• _SET TASK_
Pull out every line containing the string "治庸计划".

• _GIVEN INFORMATION_
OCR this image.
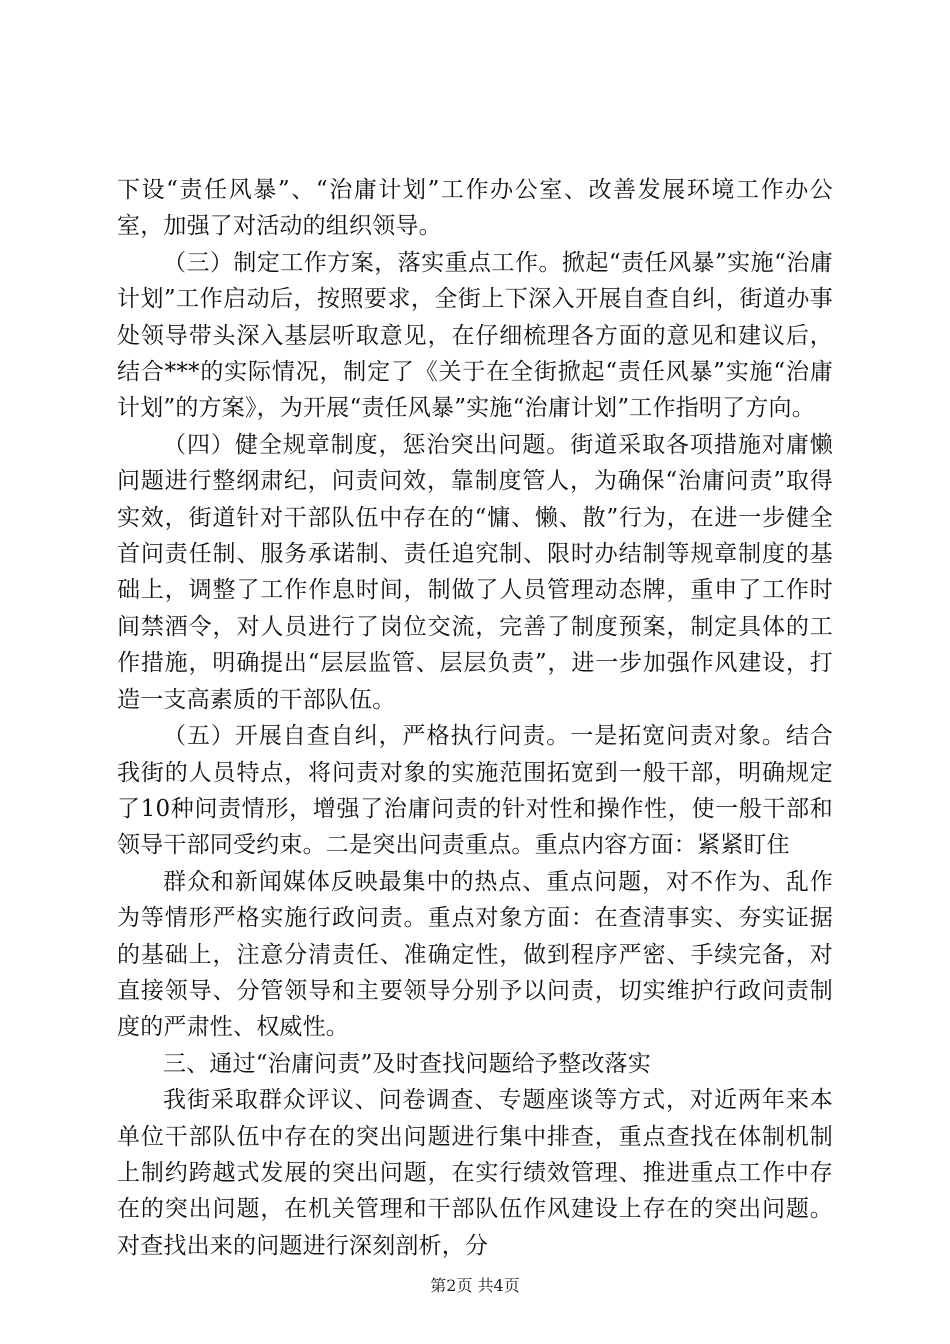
下设“责任风暴”、“治庸计划”工作办公室、改善发展环境工作办公室，加强了对活动的组织领导。

（三）制定工作方案，落实重点工作。掀起“责任风暴”实施“治庸计划”工作启动后，按照要求，全街上下深入开展自查自纠，街道办事处领导带头深入基层听取意见，在仔细梳理各方面的意见和建议后，结合***的实际情况，制定了《关于在全街掀起“责任风暴”实施“治庸计划”的方案》，为开展“责任风暴”实施“治庸计划”工作指明了方向。

（四）健全规章制度，惩治突出问题。街道采取各项措施对庸懒问题进行整纲肃纪，问责问效，靠制度管人，为确保“治庸问责”取得实效，街道针对干部队伍中存在的“慵、懒、散”行为，在进一步健全首问责任制、服务承诺制、责任追究制、限时办结制等规章制度的基础上，调整了工作作息时间，制做了人员管理动态牌，重申了工作时间禁酒令，对人员进行了岗位交流，完善了制度预案，制定具体的工作措施，明确提出“层层监管、层层负责”，进一步加强作风建设，打造一支高素质的干部队伍。

（五）开展自查自纠，严格执行问责。一是拓宽问责对象。结合我街的人员特点，将问责对象的实施范围拓宽到一般干部，明确规定了10种问责情形，增强了治庸问责的针对性和操作性，使一般干部和领导干部同受约束。二是突出问责重点。重点内容方面：紧紧盯住

群众和新闻媒体反映最集中的热点、重点问题，对不作为、乱作为等情形严格实施行政问责。重点对象方面：在查清事实、夯实证据的基础上，注意分清责任、准确定性，做到程序严密、手续完备，对直接领导、分管领导和主要领导分别予以问责，切实维护行政问责制度的严肃性、权威性。

三、通过“治庸问责”及时查找问题给予整改落实

我街采取群众评议、问卷调查、专题座谈等方式，对近两年来本单位干部队伍中存在的突出问题进行集中排查，重点查找在体制机制上制约跨越式发展的突出问题，在实行绩效管理、推进重点工作中存在的突出问题，在机关管理和干部队伍作风建设上存在的突出问题。对查找出来的问题进行深刻剖析，分

第2页 共4页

• _COMPLETE OUTPUT_
下设“责任风暴”、“治庸计划”工作办公室、改善发展环境工作办公室，加强了对活动的组织领导。
（三）制定工作方案，落实重点工作。掀起“责任风暴”实施“治庸计划”工作启动后，按照要求，全街上下深入开展自查自纠，街道办事处领导带头深入基层听取意见，在仔细梳理各方面的意见和建议后，结合***的实际情况，制定了《关于在全街掀起“责任风暴”实施“治庸计划”的方案》，为开展“责任风暴”实施“治庸计划”工作指明了方向。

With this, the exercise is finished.